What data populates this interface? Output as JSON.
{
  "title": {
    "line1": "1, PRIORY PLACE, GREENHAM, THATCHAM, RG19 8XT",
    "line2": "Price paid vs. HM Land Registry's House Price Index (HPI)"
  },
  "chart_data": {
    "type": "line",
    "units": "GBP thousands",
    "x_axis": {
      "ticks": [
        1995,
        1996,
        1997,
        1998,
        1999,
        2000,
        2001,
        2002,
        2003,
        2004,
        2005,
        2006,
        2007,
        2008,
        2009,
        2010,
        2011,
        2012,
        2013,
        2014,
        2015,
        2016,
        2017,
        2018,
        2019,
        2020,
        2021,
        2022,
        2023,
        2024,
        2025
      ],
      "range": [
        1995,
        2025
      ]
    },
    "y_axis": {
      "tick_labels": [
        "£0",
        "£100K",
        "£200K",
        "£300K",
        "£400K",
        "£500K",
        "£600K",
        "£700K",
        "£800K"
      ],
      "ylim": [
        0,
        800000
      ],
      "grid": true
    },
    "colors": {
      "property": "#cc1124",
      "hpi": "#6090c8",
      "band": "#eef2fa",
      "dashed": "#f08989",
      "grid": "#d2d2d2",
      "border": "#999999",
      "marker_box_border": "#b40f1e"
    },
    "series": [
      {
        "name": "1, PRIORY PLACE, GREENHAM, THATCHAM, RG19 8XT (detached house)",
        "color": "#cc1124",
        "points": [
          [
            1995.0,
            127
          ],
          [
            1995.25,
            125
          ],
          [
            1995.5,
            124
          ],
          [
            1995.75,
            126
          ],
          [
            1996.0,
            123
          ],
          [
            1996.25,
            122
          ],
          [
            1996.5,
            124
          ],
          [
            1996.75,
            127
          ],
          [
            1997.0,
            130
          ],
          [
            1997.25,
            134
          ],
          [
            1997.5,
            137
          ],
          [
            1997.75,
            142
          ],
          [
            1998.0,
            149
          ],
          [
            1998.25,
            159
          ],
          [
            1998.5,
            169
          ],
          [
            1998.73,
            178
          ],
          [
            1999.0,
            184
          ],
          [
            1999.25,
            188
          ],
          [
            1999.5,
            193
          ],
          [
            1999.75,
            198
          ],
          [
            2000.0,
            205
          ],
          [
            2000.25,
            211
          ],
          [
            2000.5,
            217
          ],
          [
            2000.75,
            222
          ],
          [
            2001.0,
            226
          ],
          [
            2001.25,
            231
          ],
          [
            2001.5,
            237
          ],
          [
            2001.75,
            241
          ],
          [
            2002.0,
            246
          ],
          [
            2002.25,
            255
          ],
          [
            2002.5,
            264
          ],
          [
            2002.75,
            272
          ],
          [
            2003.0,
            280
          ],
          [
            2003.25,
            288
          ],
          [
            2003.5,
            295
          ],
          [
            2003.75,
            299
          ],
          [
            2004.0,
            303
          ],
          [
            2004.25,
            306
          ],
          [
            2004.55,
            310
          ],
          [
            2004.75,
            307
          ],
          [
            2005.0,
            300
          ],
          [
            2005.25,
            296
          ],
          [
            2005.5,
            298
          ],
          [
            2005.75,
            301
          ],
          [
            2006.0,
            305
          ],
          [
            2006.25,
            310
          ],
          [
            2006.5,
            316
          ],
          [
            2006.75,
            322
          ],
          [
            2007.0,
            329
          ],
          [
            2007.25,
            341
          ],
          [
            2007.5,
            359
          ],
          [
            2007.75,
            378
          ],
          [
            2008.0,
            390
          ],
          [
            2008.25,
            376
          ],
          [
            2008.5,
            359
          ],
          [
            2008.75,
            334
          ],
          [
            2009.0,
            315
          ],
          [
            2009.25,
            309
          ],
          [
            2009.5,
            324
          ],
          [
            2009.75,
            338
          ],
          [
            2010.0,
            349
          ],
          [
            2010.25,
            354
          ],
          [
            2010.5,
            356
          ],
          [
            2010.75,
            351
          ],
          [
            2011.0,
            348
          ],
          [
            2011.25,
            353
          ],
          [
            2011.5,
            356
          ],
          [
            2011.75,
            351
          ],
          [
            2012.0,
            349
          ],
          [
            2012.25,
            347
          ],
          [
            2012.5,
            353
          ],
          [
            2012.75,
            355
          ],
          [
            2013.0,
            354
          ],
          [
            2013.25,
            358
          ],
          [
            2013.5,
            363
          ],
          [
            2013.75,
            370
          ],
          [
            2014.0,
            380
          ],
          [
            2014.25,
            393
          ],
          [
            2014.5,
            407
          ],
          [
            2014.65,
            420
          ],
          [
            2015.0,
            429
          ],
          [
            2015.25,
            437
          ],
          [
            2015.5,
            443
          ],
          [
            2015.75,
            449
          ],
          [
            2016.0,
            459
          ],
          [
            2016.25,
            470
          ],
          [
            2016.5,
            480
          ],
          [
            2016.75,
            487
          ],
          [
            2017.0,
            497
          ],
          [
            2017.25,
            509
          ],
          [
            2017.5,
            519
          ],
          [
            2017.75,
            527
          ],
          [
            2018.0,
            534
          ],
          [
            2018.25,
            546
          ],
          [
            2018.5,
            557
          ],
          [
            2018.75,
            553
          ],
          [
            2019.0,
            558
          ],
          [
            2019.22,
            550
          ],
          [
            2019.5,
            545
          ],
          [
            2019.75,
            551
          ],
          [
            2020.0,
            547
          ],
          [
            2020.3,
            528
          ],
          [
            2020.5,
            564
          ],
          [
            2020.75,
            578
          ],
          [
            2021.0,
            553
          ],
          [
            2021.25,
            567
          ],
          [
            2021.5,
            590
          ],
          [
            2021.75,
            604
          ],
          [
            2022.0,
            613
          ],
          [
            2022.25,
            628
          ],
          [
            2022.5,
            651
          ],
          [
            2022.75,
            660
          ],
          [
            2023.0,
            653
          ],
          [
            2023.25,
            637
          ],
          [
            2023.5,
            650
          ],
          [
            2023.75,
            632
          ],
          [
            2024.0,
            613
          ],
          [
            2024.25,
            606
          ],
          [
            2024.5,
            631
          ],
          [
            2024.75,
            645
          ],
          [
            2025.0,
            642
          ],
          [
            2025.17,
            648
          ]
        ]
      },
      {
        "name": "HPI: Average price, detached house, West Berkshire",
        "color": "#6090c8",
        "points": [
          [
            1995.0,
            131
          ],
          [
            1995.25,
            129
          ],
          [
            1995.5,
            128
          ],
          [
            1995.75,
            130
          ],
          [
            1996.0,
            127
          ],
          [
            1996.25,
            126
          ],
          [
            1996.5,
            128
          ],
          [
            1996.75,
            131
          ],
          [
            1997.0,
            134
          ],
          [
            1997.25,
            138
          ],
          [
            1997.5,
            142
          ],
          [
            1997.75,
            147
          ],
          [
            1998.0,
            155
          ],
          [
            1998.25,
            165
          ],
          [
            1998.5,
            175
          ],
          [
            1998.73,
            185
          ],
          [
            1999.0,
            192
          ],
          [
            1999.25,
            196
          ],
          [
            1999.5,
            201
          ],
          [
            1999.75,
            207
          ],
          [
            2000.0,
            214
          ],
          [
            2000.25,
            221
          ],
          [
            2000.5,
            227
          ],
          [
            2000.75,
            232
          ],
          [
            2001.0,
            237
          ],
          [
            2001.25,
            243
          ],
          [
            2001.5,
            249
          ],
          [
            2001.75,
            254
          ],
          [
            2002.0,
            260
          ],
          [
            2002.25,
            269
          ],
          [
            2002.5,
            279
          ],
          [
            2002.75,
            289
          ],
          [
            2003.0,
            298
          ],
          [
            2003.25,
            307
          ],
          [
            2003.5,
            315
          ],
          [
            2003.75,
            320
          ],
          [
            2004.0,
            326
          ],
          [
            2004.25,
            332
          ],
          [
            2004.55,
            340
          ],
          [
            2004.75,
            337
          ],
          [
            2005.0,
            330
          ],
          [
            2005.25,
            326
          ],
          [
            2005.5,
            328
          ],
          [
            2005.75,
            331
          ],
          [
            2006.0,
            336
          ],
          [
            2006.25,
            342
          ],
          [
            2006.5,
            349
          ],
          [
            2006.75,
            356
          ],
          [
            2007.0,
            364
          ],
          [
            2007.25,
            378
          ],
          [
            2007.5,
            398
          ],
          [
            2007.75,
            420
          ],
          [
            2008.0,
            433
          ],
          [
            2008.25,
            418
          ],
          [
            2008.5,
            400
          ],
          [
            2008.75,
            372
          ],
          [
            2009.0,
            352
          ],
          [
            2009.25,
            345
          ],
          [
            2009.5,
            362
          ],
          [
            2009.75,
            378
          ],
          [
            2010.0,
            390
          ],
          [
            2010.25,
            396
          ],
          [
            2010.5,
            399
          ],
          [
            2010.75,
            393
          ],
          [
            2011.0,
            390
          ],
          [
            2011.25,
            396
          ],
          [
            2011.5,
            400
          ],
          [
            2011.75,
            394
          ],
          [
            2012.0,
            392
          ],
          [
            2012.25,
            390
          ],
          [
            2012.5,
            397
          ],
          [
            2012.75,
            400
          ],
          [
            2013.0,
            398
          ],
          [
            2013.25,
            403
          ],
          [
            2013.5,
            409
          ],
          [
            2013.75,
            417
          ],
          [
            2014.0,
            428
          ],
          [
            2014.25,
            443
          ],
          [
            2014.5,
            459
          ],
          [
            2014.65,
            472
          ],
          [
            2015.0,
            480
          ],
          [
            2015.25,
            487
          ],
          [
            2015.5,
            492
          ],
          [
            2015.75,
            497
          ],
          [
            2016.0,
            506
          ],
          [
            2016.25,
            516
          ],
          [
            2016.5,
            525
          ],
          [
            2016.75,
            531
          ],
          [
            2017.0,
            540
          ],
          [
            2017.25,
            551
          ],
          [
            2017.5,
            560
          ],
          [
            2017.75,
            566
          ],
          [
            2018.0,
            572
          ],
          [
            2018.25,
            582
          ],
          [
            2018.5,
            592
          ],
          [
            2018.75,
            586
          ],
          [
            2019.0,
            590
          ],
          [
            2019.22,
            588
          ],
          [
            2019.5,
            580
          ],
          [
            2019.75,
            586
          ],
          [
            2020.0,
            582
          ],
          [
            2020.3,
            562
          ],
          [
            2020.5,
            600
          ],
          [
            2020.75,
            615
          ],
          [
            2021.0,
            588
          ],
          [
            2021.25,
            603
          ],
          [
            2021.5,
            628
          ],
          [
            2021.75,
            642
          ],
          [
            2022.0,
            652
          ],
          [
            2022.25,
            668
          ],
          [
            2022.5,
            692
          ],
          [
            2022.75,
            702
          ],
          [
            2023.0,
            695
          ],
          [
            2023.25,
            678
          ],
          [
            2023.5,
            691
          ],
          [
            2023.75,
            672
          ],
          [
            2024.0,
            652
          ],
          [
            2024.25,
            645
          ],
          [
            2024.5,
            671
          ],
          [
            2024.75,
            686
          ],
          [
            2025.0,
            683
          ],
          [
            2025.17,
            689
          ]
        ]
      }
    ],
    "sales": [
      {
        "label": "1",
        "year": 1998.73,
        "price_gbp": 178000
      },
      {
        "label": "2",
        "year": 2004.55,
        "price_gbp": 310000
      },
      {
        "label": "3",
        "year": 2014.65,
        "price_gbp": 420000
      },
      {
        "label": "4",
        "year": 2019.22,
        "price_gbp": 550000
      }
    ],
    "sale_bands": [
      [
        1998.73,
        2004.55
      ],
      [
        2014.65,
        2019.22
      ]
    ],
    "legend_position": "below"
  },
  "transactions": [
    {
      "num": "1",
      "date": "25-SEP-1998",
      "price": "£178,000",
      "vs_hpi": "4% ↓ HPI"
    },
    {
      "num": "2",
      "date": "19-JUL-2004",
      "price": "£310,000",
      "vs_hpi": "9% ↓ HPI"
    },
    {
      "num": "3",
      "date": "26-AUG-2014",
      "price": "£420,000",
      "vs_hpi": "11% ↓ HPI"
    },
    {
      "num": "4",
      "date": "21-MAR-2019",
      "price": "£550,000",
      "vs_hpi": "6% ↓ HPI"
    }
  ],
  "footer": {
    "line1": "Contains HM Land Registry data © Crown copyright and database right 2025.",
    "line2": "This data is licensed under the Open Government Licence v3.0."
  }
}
◆ ◆ ◆ ◆ ◆ ◆ ◆
Work to be completed: The lines to collect are those holding the string "Registry"; copy them all.

Response to the exercise:
    "line2": "Price paid vs. HM Land Registry's House Price Index (HPI)"
    "line1": "Contains HM Land Registry data © Crown copyright and database right 2025.",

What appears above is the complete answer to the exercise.